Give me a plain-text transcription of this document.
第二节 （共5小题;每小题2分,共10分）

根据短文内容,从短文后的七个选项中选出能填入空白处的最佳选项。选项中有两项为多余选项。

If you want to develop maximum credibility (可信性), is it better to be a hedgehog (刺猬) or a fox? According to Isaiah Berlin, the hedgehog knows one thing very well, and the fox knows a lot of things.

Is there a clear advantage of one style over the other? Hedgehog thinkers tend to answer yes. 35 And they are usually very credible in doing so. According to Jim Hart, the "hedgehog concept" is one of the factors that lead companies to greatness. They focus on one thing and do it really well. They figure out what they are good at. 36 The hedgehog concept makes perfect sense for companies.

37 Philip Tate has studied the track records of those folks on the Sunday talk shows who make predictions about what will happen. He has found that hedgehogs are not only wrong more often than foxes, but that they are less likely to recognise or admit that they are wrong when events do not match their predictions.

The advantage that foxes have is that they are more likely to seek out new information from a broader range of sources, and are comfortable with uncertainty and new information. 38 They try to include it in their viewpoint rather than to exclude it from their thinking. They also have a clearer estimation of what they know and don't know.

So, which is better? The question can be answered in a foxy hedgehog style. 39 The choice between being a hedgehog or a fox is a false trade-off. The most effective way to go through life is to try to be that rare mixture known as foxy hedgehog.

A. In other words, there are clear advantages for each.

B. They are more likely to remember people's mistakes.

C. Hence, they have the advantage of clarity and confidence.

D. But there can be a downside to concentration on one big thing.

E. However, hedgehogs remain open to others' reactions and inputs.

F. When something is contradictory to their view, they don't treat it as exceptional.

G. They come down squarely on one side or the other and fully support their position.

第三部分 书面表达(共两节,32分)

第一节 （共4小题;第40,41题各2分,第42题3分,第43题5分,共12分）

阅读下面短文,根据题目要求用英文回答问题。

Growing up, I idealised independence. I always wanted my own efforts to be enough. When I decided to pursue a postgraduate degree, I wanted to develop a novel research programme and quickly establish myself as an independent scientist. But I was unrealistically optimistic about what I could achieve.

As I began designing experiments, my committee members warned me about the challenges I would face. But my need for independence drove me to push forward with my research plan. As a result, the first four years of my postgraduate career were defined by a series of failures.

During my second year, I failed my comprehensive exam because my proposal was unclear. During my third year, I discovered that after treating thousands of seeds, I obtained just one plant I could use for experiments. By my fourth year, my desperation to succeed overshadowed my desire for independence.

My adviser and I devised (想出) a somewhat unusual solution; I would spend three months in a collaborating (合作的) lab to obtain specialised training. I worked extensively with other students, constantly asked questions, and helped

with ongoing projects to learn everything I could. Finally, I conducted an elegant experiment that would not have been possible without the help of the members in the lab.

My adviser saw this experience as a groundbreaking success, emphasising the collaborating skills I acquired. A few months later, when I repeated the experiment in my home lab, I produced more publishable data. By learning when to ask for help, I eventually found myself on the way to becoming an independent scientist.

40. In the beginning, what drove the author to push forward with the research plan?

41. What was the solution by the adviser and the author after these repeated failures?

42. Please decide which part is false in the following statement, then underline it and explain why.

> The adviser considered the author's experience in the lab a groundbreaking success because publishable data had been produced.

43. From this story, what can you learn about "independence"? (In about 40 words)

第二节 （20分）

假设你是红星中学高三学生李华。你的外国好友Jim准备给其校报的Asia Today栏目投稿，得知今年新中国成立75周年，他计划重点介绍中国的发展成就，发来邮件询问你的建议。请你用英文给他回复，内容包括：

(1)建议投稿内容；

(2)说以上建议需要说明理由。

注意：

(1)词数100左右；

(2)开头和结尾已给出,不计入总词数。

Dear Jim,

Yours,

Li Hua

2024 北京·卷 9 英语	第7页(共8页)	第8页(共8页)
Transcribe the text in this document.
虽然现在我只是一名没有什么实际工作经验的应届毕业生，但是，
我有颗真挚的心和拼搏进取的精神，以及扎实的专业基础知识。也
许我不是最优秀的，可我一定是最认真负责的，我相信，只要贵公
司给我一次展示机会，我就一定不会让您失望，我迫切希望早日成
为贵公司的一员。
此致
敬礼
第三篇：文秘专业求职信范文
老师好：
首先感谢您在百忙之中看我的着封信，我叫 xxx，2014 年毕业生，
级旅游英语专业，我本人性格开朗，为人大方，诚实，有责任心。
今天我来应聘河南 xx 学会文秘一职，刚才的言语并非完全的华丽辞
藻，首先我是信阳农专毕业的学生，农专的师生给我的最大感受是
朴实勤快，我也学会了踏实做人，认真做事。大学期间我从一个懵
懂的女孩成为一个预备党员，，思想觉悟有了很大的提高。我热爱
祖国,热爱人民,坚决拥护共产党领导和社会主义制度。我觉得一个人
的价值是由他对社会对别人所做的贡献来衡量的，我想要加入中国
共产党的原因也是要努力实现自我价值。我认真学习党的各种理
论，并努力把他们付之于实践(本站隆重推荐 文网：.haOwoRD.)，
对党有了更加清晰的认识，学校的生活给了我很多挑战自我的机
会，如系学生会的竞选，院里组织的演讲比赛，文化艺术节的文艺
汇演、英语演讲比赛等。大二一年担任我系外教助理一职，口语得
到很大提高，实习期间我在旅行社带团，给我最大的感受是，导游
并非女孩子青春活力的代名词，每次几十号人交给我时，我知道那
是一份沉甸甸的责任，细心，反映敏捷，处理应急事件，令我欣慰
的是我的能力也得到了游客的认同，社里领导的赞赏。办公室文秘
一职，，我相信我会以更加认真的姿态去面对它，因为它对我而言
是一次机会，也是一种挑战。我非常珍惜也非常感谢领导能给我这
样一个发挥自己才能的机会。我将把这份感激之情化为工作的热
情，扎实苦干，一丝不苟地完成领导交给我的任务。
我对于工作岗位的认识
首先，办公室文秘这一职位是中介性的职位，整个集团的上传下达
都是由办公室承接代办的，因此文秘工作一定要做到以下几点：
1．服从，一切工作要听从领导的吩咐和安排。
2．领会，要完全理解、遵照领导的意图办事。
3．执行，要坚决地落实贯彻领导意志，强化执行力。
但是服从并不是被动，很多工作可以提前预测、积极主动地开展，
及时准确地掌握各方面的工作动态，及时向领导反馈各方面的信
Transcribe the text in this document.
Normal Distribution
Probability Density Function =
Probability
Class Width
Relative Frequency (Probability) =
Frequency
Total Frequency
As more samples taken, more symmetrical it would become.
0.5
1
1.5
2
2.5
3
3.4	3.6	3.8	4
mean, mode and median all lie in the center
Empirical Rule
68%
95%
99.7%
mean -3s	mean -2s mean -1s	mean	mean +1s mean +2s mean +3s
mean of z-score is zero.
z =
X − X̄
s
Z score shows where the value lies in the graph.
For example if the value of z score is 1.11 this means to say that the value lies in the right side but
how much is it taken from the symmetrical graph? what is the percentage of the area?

***

Quote every record above exactly.

SOLUTION TO THIS TASK:
Give me a plain-text transcription of this document.
第二节 （共5小题;每小题2分,共10分）

根据短文内容,从短文后的七个选项中选出能填入空白处的最佳选项。选项中有两项为多余选项。

If you want to develop maximum credibility (可信性), is it better to be a hedgehog (刺猬) or a fox? According to Isaiah Berlin, the hedgehog knows one thing very well, and the fox knows a lot of things.

Is there a clear advantage of one style over the other? Hedgehog thinkers tend to answer yes. 35 And they are usually very credible in doing so. According to Jim Hart, the "hedgehog concept" is one of the factors that lead companies to greatness. They focus on one thing and do it really well. They figure out what they are good at. 36 The hedgehog concept makes perfect sense for companies.

37 Philip Tate has studied the track records of those folks on the Sunday talk shows who make predictions about what will happen. He has found that hedgehogs are not only wrong more often than foxes, but that they are less likely to recognise or admit that they are wrong when events do not match their predictions.

The advantage that foxes have is that they are more likely to seek out new information from a broader range of sources, and are comfortable with uncertainty and new information. 38 They try to include it in their viewpoint rather than to exclude it from their thinking. They also have a clearer estimation of what they know and don't know.

So, which is better? The question can be answered in a foxy hedgehog style. 39 The choice between being a hedgehog or a fox is a false trade-off. The most effective way to go through life is to try to be that rare mixture known as foxy hedgehog.

A. In other words, there are clear advantages for each.

B. They are more likely to remember people's mistakes.

C. Hence, they have the advantage of clarity and confidence.

D. But there can be a downside to concentration on one big thing.

E. However, hedgehogs remain open to others' reactions and inputs.

F. When something is contradictory to their view, they don't treat it as exceptional.

G. They come down squarely on one side or the other and fully support their position.

第三部分 书面表达(共两节,32分)

第一节 （共4小题;第40,41题各2分,第42题3分,第43题5分,共12分）

阅读下面短文,根据题目要求用英文回答问题。

Growing up, I idealised independence. I always wanted my own efforts to be enough. When I decided to pursue a postgraduate degree, I wanted to develop a novel research programme and quickly establish myself as an independent scientist. But I was unrealistically optimistic about what I could achieve.

As I began designing experiments, my committee members warned me about the challenges I would face. But my need for independence drove me to push forward with my research plan. As a result, the first four years of my postgraduate career were defined by a series of failures.

During my second year, I failed my comprehensive exam because my proposal was unclear. During my third year, I discovered that after treating thousands of seeds, I obtained just one plant I could use for experiments. By my fourth year, my desperation to succeed overshadowed my desire for independence.

My adviser and I devised (想出) a somewhat unusual solution; I would spend three months in a collaborating (合作的) lab to obtain specialised training. I worked extensively with other students, constantly asked questions, and helped

with ongoing projects to learn everything I could. Finally, I conducted an elegant experiment that would not have been possible without the help of the members in the lab.

My adviser saw this experience as a groundbreaking success, emphasising the collaborating skills I acquired. A few months later, when I repeated the experiment in my home lab, I produced more publishable data. By learning when to ask for help, I eventually found myself on the way to becoming an independent scientist.

40. In the beginning, what drove the author to push forward with the research plan?

41. What was the solution by the adviser and the author after these repeated failures?

42. Please decide which part is false in the following statement, then underline it and explain why.

> The adviser considered the author's experience in the lab a groundbreaking success because publishable data had been produced.

43. From this story, what can you learn about "independence"? (In about 40 words)

第二节 （20分）

假设你是红星中学高三学生李华。你的外国好友Jim准备给其校报的Asia Today栏目投稿，得知今年新中国成立75周年，他计划重点介绍中国的发展成就，发来邮件询问你的建议。请你用英文给他回复，内容包括：

(1)建议投稿内容；

(2)说以上建议需要说明理由。

注意：

(1)词数100左右；

(2)开头和结尾已给出,不计入总词数。

Dear Jim,

Yours,

Li Hua

2024 北京·卷 9 英语	第7页(共8页)	第8页(共8页)
Transcribe the text in this document.
虽然现在我只是一名没有什么实际工作经验的应届毕业生，但是，
我有颗真挚的心和拼搏进取的精神，以及扎实的专业基础知识。也
许我不是最优秀的，可我一定是最认真负责的，我相信，只要贵公
司给我一次展示机会，我就一定不会让您失望，我迫切希望早日成
为贵公司的一员。
此致
敬礼
第三篇：文秘专业求职信范文
老师好：
首先感谢您在百忙之中看我的着封信，我叫 xxx，2014 年毕业生，
级旅游英语专业，我本人性格开朗，为人大方，诚实，有责任心。
今天我来应聘河南 xx 学会文秘一职，刚才的言语并非完全的华丽辞
藻，首先我是信阳农专毕业的学生，农专的师生给我的最大感受是
朴实勤快，我也学会了踏实做人，认真做事。大学期间我从一个懵
懂的女孩成为一个预备党员，，思想觉悟有了很大的提高。我热爱
祖国,热爱人民,坚决拥护共产党领导和社会主义制度。我觉得一个人
的价值是由他对社会对别人所做的贡献来衡量的，我想要加入中国
共产党的原因也是要努力实现自我价值。我认真学习党的各种理
论，并努力把他们付之于实践(本站隆重推荐 文网：.haOwoRD.)，
对党有了更加清晰的认识，学校的生活给了我很多挑战自我的机
会，如系学生会的竞选，院里组织的演讲比赛，文化艺术节的文艺
汇演、英语演讲比赛等。大二一年担任我系外教助理一职，口语得
到很大提高，实习期间我在旅行社带团，给我最大的感受是，导游
并非女孩子青春活力的代名词，每次几十号人交给我时，我知道那
是一份沉甸甸的责任，细心，反映敏捷，处理应急事件，令我欣慰
的是我的能力也得到了游客的认同，社里领导的赞赏。办公室文秘
一职，，我相信我会以更加认真的姿态去面对它，因为它对我而言
是一次机会，也是一种挑战。我非常珍惜也非常感谢领导能给我这
样一个发挥自己才能的机会。我将把这份感激之情化为工作的热
情，扎实苦干，一丝不苟地完成领导交给我的任务。
我对于工作岗位的认识
首先，办公室文秘这一职位是中介性的职位，整个集团的上传下达
都是由办公室承接代办的，因此文秘工作一定要做到以下几点：
1．服从，一切工作要听从领导的吩咐和安排。
2．领会，要完全理解、遵照领导的意图办事。
3．执行，要坚决地落实贯彻领导意志，强化执行力。
但是服从并不是被动，很多工作可以提前预测、积极主动地开展，
及时准确地掌握各方面的工作动态，及时向领导反馈各方面的信
Transcribe the text in this document.
Normal Distribution
Probability Density Function =
Probability
Class Width
Relative Frequency (Probability) =
Frequency
Total Frequency
As more samples taken, more symmetrical it would become.
0.5
1
1.5
2
2.5
3
3.4	3.6	3.8	4
mean, mode and median all lie in the center
Empirical Rule
68%
95%
99.7%
mean -3s	mean -2s mean -1s	mean	mean +1s mean +2s mean +3s
mean of z-score is zero.
z =
X − X̄
s
Z score shows where the value lies in the graph.
For example if the value of z score is 1.11 this means to say that the value lies in the right side but
how much is it taken from the symmetrical graph? what is the percentage of the area?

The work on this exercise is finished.